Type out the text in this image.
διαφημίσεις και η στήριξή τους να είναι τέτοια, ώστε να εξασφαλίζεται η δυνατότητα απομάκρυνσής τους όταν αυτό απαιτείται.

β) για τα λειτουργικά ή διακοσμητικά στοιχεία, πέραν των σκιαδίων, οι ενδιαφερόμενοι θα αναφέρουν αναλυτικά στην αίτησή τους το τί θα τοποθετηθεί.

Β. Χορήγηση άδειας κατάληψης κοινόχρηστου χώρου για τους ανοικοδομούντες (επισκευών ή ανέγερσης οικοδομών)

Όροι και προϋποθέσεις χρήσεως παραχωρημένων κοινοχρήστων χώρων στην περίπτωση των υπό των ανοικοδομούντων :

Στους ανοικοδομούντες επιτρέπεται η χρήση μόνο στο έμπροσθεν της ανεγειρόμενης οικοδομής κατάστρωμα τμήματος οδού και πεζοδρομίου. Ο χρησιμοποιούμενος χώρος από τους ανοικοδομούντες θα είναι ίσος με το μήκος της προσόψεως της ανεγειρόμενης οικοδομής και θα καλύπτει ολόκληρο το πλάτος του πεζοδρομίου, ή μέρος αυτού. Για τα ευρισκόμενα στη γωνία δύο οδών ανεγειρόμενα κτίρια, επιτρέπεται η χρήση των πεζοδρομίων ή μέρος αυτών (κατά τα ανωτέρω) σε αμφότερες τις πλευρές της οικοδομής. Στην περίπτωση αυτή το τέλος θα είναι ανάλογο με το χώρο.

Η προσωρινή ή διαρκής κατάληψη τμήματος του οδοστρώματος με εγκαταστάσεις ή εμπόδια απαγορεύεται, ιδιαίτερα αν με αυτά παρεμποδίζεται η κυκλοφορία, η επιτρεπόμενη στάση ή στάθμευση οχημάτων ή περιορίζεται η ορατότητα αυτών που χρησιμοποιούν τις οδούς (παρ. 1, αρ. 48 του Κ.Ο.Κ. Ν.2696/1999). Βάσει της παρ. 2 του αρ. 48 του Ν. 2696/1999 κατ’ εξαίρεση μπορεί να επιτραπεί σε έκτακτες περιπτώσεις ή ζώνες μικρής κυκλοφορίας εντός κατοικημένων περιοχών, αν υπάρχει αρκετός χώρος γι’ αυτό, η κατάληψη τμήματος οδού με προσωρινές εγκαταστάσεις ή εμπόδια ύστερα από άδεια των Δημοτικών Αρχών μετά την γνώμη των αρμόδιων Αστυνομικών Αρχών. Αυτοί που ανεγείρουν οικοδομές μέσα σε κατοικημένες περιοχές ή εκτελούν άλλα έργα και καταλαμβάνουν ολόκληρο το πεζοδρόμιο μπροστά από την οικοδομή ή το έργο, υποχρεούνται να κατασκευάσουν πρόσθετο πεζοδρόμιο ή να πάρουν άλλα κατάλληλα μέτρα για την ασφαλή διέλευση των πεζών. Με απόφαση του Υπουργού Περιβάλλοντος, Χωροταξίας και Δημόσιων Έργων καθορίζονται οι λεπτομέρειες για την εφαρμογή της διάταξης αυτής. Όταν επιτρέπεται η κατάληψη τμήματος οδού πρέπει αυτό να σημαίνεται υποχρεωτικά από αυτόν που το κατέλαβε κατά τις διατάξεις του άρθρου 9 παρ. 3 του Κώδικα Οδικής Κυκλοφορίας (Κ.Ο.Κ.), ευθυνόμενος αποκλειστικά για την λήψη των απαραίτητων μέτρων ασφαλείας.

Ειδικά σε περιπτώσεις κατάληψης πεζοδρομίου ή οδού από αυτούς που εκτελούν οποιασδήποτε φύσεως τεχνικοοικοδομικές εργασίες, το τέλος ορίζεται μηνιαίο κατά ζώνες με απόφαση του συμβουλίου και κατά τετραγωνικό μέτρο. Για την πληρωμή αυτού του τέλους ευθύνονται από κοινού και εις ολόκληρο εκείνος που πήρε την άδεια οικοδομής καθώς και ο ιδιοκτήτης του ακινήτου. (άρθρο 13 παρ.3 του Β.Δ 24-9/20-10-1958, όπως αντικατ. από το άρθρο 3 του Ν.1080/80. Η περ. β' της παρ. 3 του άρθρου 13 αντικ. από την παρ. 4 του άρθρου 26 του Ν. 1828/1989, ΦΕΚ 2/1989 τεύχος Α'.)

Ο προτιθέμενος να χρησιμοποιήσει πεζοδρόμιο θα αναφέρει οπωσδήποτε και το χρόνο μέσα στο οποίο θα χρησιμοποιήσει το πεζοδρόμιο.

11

==

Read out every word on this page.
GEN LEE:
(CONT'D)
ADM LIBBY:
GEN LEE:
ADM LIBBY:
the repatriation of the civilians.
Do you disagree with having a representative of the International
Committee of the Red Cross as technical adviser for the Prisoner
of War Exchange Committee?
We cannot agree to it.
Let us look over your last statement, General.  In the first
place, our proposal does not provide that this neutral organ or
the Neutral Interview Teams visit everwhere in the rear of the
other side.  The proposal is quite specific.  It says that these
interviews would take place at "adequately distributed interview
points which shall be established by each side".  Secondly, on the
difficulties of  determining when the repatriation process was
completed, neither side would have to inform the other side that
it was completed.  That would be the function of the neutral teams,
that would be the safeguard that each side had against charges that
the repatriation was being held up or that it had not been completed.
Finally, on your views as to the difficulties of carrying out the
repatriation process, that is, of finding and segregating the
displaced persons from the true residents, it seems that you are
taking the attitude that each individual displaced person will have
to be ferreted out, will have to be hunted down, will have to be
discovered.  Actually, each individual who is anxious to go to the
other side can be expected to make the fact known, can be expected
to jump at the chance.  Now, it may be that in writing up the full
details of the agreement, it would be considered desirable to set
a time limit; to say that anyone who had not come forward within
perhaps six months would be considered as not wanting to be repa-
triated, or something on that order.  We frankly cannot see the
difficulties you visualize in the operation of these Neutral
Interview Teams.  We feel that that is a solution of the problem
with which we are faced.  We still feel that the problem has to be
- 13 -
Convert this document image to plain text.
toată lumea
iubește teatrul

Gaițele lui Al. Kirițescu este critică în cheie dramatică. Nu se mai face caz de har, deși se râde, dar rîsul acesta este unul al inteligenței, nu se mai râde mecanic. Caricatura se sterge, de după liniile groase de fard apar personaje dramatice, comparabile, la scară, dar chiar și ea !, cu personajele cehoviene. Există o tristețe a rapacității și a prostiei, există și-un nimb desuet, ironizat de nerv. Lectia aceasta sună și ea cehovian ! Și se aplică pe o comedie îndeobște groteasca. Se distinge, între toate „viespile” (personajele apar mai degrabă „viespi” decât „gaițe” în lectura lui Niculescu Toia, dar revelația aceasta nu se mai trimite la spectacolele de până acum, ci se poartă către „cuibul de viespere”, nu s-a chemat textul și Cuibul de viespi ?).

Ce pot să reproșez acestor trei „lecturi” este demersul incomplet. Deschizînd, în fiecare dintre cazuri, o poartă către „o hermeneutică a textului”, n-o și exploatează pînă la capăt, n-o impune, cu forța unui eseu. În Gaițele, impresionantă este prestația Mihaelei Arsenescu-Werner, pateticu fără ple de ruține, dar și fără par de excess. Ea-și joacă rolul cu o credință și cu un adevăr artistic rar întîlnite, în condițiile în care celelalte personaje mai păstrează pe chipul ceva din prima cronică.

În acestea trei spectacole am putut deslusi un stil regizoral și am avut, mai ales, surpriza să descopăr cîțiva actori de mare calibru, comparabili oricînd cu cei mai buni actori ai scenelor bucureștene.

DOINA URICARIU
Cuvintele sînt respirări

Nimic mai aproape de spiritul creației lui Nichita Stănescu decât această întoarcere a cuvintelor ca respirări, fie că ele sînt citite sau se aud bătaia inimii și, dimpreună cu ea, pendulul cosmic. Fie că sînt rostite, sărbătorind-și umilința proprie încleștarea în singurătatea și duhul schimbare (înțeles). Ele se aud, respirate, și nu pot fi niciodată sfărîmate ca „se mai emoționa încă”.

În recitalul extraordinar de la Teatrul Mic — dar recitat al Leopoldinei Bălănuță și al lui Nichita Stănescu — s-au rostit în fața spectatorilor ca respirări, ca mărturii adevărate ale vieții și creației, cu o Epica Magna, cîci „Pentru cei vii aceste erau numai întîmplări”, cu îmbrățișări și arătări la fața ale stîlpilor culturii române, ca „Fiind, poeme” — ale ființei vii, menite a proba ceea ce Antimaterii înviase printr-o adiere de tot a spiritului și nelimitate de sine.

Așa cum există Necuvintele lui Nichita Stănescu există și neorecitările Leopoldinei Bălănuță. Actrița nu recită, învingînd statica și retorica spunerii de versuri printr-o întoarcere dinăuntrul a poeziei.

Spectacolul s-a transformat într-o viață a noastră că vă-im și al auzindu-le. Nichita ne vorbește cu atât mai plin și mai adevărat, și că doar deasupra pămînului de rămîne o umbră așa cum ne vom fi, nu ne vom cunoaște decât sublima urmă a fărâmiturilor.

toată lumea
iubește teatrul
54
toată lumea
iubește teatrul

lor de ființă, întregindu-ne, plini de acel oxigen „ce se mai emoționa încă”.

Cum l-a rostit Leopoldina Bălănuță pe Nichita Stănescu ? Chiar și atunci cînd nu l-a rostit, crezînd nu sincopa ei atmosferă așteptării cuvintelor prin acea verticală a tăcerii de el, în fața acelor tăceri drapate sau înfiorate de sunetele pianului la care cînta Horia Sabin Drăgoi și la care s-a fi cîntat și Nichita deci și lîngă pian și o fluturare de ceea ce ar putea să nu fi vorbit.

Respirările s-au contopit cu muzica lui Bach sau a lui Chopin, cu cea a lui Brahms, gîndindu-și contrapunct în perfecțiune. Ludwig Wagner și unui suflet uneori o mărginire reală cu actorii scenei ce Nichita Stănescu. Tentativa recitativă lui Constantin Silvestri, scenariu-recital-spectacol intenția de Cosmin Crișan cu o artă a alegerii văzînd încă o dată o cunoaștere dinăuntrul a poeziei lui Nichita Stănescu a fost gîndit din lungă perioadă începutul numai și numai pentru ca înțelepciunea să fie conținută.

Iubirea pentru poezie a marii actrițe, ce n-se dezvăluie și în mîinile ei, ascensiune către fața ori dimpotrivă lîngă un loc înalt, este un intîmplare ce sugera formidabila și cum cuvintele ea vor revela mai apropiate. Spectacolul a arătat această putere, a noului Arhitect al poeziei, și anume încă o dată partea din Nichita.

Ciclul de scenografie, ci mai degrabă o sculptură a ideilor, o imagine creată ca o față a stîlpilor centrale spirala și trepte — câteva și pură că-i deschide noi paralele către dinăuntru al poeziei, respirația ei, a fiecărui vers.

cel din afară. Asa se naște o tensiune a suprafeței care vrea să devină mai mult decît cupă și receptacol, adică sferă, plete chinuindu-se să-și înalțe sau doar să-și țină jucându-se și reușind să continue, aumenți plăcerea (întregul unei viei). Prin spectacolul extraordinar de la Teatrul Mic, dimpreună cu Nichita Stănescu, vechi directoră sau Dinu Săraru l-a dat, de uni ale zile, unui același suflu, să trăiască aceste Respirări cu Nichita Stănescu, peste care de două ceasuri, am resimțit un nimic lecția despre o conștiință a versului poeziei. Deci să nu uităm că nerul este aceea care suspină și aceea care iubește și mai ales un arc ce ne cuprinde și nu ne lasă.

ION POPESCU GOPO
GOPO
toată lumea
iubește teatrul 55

* * *

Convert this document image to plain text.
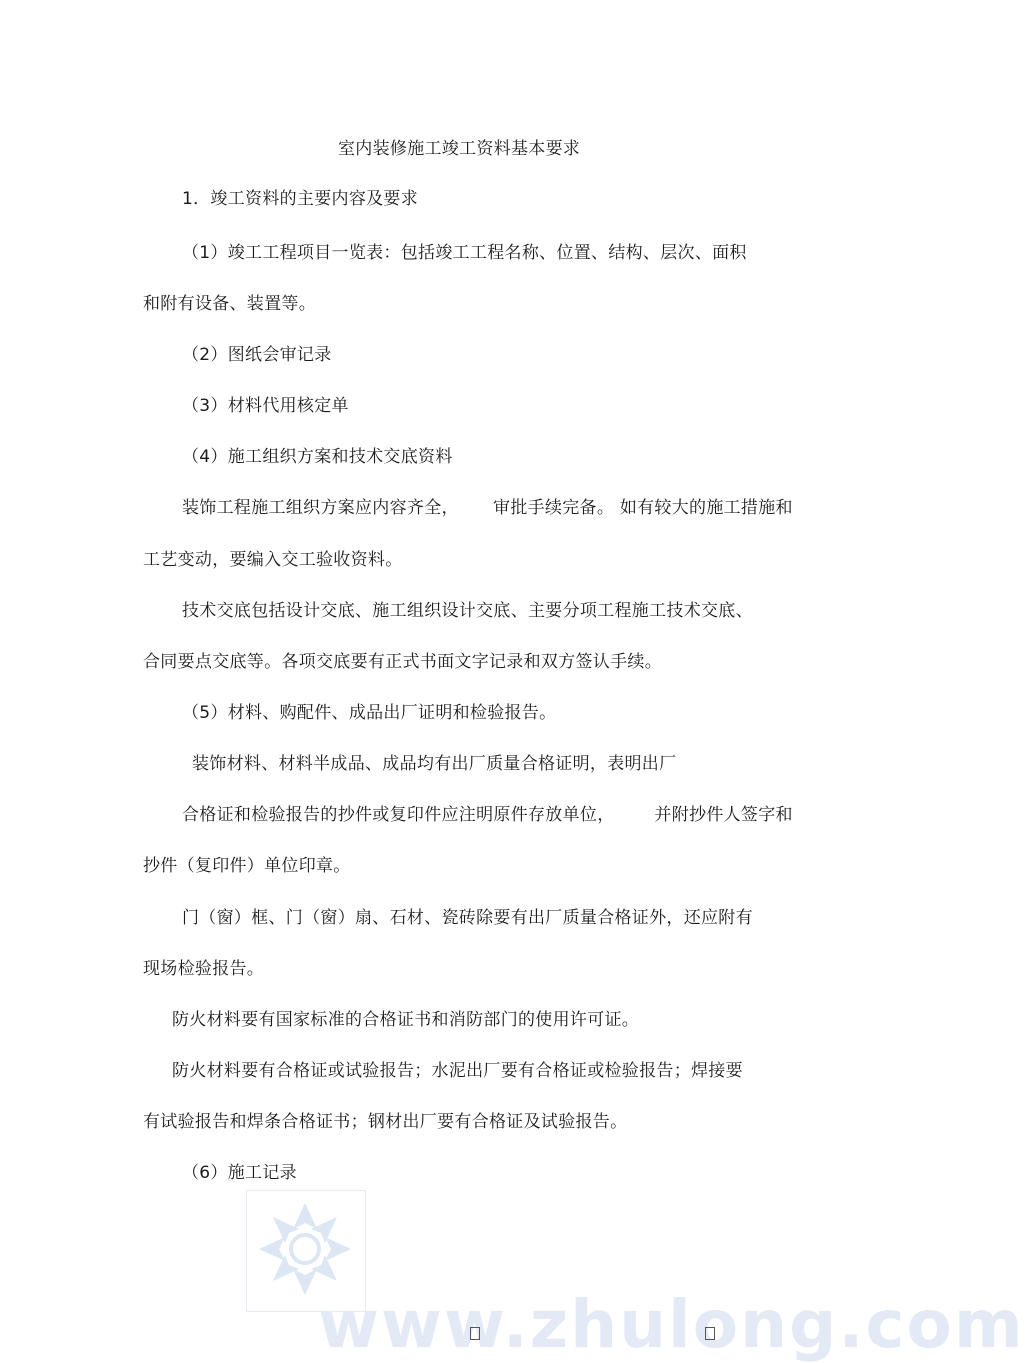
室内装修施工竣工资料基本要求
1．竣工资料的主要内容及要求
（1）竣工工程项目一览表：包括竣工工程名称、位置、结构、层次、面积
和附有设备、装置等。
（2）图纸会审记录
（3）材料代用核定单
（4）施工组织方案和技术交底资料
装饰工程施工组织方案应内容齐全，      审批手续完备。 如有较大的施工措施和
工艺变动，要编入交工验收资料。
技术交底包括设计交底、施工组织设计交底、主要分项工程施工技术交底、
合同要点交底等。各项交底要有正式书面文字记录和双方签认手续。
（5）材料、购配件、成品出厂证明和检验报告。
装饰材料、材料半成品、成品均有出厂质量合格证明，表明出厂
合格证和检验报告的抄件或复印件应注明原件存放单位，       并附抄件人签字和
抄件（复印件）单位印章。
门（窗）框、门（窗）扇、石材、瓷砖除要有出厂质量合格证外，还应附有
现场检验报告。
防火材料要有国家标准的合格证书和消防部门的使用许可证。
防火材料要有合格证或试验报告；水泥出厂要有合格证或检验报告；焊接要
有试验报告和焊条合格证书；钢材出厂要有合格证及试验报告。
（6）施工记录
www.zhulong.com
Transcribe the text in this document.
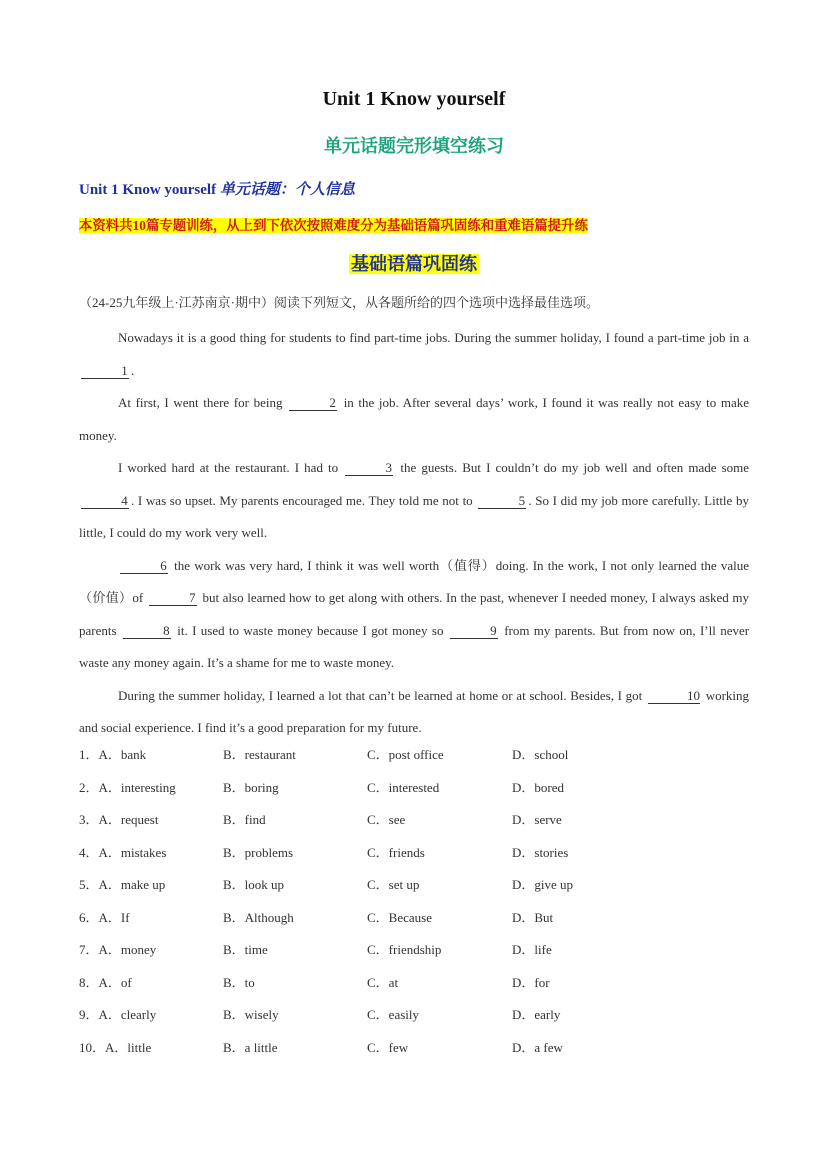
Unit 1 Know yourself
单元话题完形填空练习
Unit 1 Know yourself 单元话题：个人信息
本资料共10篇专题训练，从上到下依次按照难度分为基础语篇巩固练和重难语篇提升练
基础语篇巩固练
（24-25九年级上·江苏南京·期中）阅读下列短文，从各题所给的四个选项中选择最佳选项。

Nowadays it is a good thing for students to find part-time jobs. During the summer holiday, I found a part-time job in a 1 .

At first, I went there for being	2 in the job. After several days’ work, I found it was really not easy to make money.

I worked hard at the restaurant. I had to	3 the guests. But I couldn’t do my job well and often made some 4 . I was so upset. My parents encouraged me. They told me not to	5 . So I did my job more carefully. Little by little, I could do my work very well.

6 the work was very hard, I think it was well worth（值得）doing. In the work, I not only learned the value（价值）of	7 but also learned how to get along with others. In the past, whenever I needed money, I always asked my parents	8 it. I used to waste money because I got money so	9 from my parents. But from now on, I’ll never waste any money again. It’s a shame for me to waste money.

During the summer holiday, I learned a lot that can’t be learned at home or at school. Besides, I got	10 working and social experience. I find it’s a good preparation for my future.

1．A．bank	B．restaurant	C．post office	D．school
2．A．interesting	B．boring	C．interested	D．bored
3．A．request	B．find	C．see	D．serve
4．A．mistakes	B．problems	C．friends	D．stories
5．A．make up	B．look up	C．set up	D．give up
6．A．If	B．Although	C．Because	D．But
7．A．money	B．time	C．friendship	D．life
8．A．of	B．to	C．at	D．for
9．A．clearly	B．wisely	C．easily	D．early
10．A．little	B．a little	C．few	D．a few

◆ EXERCISE
Copy every line above that includes the string "yourself".

◆ RESULT OF THIS EXERCISE
Unit 1 Know yourself
Unit 1 Know yourself 单元话题：个人信息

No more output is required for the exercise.